▶ _YOUR GOAL_:
Scan the records below for the word "Vienne" and give only the number of lines that hold it.
[start of THE INPUT]
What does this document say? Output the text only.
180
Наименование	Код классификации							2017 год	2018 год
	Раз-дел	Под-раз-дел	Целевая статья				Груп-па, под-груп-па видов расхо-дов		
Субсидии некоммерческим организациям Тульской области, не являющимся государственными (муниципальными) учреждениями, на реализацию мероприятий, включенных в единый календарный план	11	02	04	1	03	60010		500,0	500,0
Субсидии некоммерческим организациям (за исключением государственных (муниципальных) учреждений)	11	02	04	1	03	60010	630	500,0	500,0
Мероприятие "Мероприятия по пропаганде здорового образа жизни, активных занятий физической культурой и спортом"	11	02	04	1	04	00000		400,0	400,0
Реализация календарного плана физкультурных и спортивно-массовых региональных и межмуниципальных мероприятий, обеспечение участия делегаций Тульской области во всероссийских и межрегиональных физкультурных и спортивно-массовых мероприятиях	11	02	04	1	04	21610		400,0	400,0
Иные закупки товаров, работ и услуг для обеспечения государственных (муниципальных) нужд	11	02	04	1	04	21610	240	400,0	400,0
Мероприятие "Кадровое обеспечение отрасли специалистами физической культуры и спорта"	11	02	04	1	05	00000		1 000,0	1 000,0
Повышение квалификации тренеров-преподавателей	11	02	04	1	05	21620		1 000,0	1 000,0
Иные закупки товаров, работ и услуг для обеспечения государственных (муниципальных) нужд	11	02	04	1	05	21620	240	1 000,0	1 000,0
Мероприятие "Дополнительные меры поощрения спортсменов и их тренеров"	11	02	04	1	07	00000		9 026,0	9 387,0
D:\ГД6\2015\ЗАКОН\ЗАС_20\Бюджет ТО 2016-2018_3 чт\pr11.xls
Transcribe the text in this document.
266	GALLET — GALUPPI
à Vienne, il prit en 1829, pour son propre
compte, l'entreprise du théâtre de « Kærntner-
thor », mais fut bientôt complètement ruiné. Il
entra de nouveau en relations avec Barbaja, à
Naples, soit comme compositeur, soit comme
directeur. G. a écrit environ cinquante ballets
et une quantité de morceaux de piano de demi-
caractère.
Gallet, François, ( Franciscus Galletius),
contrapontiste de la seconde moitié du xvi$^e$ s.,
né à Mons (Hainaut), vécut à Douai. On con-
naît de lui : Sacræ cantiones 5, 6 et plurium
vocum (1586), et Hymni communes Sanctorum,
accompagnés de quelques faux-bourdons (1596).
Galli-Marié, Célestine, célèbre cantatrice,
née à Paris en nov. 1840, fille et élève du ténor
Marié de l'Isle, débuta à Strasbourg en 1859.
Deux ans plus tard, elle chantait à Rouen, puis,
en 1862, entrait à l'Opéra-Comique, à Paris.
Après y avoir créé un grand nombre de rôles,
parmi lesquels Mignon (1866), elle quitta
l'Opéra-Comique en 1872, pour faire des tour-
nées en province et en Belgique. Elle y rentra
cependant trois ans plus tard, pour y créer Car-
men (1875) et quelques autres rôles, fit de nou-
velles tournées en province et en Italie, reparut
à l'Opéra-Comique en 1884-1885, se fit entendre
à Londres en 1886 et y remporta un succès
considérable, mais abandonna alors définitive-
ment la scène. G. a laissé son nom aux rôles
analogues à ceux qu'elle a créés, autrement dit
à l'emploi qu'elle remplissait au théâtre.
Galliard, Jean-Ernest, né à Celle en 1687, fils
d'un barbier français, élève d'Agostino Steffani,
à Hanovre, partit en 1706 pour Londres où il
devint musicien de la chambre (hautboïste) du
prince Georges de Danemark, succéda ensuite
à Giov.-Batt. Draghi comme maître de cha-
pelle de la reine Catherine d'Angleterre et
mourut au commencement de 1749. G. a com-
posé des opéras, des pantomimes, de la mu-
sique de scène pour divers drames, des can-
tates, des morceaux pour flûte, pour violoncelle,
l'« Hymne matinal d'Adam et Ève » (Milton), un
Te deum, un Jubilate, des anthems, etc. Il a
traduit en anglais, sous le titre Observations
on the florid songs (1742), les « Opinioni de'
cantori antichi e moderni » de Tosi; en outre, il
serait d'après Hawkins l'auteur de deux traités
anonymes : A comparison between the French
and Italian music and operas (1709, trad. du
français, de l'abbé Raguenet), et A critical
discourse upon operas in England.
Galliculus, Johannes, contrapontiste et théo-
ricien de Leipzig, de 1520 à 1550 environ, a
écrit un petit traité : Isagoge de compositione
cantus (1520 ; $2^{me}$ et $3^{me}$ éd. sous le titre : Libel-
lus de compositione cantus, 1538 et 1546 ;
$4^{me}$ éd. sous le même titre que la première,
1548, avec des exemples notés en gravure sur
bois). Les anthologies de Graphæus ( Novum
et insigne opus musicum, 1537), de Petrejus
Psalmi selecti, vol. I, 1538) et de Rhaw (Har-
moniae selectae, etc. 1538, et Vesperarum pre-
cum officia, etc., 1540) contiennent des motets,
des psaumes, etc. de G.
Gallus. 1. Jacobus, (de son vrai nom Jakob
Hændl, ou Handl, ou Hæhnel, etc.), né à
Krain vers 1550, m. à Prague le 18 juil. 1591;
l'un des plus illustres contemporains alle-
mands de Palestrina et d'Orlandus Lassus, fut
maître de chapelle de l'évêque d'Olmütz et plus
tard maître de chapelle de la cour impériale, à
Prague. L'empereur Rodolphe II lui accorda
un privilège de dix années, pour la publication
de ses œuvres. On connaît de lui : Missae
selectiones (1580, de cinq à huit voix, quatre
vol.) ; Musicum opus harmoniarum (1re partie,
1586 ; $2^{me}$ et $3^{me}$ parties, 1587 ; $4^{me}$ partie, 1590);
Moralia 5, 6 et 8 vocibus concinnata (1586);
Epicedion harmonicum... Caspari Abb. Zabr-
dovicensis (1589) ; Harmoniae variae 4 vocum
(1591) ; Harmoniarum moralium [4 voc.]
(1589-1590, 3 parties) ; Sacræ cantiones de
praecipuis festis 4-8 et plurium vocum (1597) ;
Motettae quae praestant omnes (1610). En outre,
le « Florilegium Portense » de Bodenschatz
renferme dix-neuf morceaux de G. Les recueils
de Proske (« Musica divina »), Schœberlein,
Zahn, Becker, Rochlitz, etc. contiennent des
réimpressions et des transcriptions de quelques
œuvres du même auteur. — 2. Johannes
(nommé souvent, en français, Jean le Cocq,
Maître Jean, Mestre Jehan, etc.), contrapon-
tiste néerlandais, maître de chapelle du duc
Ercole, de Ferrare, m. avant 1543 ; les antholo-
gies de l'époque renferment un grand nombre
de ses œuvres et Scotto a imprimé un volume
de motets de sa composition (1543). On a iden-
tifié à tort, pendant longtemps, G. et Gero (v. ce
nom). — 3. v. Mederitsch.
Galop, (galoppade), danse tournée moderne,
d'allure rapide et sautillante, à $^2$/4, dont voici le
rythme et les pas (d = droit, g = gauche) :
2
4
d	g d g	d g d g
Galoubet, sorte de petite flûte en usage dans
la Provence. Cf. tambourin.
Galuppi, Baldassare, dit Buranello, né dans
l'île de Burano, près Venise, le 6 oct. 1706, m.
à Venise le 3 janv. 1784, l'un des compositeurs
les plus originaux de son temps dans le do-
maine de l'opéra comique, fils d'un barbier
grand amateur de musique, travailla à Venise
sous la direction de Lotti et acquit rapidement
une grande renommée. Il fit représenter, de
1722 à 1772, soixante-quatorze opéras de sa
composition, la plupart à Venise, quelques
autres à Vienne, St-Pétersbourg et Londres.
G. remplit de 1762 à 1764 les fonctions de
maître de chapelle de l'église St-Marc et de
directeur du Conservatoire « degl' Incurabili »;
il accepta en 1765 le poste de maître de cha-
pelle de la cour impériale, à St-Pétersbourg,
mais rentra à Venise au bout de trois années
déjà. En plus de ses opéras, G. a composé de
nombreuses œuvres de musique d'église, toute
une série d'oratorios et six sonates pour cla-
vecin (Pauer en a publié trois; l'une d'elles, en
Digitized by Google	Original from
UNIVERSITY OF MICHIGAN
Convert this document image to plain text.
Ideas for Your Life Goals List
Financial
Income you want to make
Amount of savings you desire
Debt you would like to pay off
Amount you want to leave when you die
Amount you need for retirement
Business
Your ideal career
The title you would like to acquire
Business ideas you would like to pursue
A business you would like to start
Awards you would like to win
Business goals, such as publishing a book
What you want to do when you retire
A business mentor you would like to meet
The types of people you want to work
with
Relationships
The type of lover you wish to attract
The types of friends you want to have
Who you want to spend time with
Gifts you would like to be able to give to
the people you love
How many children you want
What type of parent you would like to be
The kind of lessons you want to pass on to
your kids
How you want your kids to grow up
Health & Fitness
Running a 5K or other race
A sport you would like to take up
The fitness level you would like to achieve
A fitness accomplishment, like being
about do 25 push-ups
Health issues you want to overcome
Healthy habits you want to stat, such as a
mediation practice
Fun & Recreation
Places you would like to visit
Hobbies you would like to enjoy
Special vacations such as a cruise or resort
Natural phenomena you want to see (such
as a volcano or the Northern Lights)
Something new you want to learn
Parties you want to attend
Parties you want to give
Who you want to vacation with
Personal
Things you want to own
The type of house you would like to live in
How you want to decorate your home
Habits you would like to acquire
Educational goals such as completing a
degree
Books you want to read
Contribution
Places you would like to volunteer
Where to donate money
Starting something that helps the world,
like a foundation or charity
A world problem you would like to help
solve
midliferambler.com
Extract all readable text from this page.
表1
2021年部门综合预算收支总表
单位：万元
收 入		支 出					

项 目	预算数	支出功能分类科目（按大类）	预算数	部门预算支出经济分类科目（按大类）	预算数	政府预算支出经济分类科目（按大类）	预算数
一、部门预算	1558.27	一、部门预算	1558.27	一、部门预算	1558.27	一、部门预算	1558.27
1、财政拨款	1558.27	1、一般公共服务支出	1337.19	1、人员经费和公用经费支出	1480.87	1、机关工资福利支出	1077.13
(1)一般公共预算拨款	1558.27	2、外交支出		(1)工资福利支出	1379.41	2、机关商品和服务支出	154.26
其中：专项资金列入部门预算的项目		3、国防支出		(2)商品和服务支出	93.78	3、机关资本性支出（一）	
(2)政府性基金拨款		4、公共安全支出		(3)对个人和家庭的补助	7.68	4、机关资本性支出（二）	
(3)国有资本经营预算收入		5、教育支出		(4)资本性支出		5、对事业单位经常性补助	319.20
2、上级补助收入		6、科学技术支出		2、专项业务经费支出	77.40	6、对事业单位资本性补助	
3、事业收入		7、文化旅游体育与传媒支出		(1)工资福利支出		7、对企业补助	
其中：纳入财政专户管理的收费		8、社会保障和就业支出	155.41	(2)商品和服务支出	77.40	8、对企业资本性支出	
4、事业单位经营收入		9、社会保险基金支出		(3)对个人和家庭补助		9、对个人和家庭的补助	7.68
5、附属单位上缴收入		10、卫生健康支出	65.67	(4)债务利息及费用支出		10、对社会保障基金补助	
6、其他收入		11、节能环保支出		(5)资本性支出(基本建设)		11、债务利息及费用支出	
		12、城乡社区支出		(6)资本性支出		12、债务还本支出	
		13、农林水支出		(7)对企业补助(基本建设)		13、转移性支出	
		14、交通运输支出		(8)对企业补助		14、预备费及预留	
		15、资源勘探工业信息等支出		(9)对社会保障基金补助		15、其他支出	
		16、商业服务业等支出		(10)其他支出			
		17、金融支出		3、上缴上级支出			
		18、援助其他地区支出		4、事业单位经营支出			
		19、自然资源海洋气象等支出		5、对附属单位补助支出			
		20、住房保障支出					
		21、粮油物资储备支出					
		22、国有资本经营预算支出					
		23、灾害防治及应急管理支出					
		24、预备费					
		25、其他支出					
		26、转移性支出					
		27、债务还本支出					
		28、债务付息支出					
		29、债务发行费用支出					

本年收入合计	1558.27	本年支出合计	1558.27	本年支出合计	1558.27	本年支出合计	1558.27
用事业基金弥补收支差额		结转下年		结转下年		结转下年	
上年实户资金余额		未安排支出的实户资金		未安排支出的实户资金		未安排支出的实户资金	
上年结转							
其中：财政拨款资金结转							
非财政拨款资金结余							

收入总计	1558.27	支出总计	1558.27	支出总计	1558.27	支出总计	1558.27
[end of THE INPUT]
▶ _THE COMPLETED TASK_:
2